*Required work*: In the records below, find each line with the word "kind" and copy it.

Provided material start

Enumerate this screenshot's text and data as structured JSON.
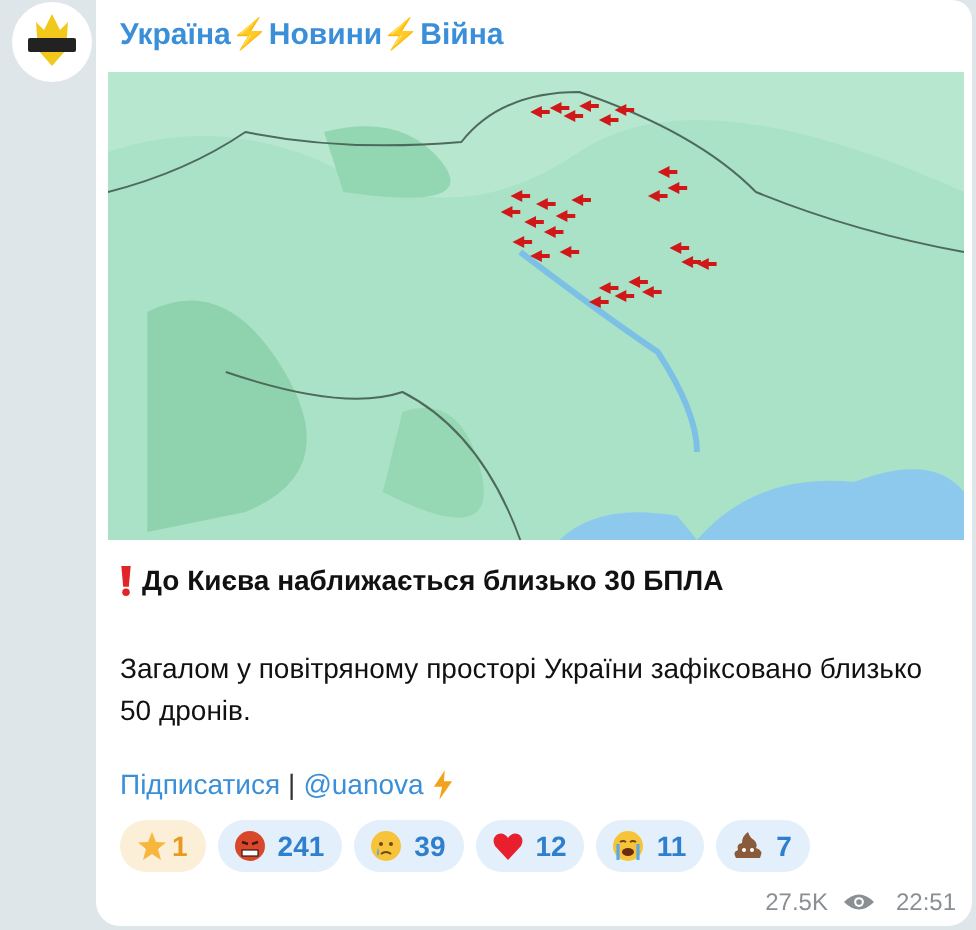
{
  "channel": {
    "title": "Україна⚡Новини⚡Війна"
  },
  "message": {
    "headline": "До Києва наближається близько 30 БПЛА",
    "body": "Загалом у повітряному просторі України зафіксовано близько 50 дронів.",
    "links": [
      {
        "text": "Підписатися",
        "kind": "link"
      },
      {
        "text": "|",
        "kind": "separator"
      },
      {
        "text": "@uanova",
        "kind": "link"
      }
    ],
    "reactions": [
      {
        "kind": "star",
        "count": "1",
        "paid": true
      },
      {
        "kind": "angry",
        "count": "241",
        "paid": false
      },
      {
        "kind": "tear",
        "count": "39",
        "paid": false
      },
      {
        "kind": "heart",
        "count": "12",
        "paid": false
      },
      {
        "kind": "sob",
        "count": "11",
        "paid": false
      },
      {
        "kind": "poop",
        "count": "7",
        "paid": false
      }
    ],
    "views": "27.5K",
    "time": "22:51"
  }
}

Provided material end

*Written response*:
        "kind": "link"
        "kind": "separator"
        "kind": "link"
        "kind": "star",
        "kind": "angry",
        "kind": "tear",
        "kind": "heart",
        "kind": "sob",
        "kind": "poop",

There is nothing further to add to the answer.